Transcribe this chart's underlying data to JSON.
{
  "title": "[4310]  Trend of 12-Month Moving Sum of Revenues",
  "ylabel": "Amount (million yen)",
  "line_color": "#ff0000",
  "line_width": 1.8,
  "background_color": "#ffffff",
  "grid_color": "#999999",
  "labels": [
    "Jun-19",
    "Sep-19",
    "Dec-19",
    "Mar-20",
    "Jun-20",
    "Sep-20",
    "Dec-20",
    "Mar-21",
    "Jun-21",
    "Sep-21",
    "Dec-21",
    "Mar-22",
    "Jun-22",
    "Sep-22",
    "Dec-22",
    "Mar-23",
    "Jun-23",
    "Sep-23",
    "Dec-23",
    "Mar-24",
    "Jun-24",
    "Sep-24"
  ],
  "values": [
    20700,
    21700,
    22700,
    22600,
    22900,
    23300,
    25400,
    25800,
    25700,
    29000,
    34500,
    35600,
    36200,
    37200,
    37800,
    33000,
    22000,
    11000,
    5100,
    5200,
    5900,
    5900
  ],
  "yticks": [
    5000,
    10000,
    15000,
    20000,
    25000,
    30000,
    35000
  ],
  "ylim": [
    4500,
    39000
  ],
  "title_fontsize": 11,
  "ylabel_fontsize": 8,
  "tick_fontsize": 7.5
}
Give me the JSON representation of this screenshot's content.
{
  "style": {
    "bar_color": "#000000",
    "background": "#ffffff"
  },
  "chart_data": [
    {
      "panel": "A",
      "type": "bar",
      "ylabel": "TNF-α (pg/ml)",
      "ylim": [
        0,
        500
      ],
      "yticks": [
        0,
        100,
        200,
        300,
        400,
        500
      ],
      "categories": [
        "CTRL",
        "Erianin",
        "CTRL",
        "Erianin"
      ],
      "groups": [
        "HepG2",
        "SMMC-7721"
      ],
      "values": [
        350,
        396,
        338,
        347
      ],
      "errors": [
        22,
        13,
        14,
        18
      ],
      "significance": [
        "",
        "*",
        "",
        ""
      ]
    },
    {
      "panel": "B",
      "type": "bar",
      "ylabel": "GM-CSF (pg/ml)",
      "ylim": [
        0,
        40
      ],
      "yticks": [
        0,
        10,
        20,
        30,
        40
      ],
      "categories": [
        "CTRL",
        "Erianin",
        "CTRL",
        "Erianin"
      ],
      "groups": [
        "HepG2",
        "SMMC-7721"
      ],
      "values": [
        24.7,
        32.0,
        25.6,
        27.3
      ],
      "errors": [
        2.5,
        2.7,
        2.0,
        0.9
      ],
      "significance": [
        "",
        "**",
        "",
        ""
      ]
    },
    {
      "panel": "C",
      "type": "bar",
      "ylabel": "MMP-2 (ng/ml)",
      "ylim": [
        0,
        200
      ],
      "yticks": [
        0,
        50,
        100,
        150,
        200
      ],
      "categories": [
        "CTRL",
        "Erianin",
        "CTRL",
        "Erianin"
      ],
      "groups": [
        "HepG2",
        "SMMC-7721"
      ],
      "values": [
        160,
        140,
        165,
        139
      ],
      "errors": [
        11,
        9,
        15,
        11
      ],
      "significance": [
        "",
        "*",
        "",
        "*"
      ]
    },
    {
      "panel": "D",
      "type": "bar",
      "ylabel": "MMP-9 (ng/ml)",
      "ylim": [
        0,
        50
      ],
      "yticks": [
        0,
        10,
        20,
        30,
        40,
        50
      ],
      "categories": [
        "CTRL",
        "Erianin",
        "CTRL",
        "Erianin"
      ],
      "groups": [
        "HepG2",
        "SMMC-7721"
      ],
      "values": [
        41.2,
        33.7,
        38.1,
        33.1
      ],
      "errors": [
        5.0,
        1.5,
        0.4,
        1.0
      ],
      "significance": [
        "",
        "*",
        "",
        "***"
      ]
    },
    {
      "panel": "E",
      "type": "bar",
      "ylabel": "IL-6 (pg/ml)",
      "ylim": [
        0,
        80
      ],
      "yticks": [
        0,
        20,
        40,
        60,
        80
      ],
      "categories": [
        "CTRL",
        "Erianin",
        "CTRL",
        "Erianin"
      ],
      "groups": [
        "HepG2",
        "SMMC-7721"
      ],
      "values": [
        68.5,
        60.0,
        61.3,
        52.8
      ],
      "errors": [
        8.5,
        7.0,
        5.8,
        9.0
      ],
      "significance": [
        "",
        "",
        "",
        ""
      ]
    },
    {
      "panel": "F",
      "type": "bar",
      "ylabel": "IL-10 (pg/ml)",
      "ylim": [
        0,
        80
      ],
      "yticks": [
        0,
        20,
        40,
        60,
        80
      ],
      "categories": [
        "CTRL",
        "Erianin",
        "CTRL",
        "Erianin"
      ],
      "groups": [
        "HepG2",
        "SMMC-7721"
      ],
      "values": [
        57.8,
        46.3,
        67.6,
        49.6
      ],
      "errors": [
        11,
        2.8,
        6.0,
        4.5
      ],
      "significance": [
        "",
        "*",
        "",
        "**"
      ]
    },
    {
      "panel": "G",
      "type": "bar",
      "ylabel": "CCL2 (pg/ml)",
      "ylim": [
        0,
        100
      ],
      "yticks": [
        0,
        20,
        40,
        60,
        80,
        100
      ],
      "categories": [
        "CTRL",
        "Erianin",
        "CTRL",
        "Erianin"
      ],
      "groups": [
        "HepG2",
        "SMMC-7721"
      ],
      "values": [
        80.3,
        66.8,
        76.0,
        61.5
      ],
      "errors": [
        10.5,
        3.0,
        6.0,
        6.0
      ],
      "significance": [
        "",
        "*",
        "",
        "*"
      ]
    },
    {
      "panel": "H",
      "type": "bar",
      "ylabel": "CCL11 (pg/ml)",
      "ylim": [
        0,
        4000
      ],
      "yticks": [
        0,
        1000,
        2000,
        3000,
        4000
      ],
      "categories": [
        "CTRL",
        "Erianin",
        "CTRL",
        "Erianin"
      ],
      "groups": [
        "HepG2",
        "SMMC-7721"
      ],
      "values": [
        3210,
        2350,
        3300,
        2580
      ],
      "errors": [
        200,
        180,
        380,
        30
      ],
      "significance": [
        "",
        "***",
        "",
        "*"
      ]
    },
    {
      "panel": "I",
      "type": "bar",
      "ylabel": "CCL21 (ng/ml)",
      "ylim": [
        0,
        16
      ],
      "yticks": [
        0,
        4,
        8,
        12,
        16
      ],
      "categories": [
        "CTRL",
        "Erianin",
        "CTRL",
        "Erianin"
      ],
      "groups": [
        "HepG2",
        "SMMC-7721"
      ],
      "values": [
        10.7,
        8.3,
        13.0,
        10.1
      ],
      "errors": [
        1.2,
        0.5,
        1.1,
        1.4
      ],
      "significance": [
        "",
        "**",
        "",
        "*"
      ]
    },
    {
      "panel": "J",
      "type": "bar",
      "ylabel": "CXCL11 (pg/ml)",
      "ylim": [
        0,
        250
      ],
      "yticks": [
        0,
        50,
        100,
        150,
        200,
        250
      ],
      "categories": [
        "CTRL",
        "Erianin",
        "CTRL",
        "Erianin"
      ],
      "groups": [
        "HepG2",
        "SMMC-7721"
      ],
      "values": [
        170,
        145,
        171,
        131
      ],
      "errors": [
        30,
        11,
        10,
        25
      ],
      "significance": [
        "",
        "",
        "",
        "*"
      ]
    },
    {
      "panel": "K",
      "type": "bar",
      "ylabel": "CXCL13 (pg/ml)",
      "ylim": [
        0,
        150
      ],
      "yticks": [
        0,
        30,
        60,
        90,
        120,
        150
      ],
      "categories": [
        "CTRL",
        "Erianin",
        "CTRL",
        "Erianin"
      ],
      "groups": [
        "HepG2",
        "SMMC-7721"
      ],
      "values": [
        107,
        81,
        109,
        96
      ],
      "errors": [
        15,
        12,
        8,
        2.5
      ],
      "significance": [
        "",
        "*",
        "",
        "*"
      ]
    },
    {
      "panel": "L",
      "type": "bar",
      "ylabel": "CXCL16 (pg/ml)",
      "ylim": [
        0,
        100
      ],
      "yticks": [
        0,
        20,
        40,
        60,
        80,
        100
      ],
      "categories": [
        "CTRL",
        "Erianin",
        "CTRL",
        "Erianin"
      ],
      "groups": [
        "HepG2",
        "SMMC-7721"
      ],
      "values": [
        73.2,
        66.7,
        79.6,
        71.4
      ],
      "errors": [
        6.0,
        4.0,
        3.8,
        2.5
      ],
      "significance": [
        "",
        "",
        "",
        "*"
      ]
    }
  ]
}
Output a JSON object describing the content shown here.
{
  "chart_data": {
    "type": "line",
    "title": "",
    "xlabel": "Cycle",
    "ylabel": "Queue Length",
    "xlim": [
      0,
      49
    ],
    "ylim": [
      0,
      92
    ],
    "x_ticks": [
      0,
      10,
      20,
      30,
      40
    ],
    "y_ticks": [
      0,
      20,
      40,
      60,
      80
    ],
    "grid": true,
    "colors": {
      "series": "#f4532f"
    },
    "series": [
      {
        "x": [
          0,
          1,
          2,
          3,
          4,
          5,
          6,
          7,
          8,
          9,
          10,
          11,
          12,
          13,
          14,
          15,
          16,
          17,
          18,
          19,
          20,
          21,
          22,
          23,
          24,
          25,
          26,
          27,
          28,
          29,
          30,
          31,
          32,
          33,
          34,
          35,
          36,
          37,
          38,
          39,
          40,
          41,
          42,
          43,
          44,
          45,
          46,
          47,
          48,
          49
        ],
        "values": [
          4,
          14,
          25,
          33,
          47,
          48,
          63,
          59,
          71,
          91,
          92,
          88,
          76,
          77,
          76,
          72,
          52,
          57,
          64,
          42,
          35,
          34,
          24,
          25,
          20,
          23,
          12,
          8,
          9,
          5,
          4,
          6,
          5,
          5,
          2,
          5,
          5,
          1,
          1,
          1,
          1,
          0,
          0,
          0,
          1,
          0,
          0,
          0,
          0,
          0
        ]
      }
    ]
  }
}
####################
▸ **WHAT IS NEEDED**:
Show all lines from the listing above in which "content" appears.

▸ **CORRECT ANSWER**:
Give me the JSON representation of this screenshot's content.
Output a JSON object describing the content shown here.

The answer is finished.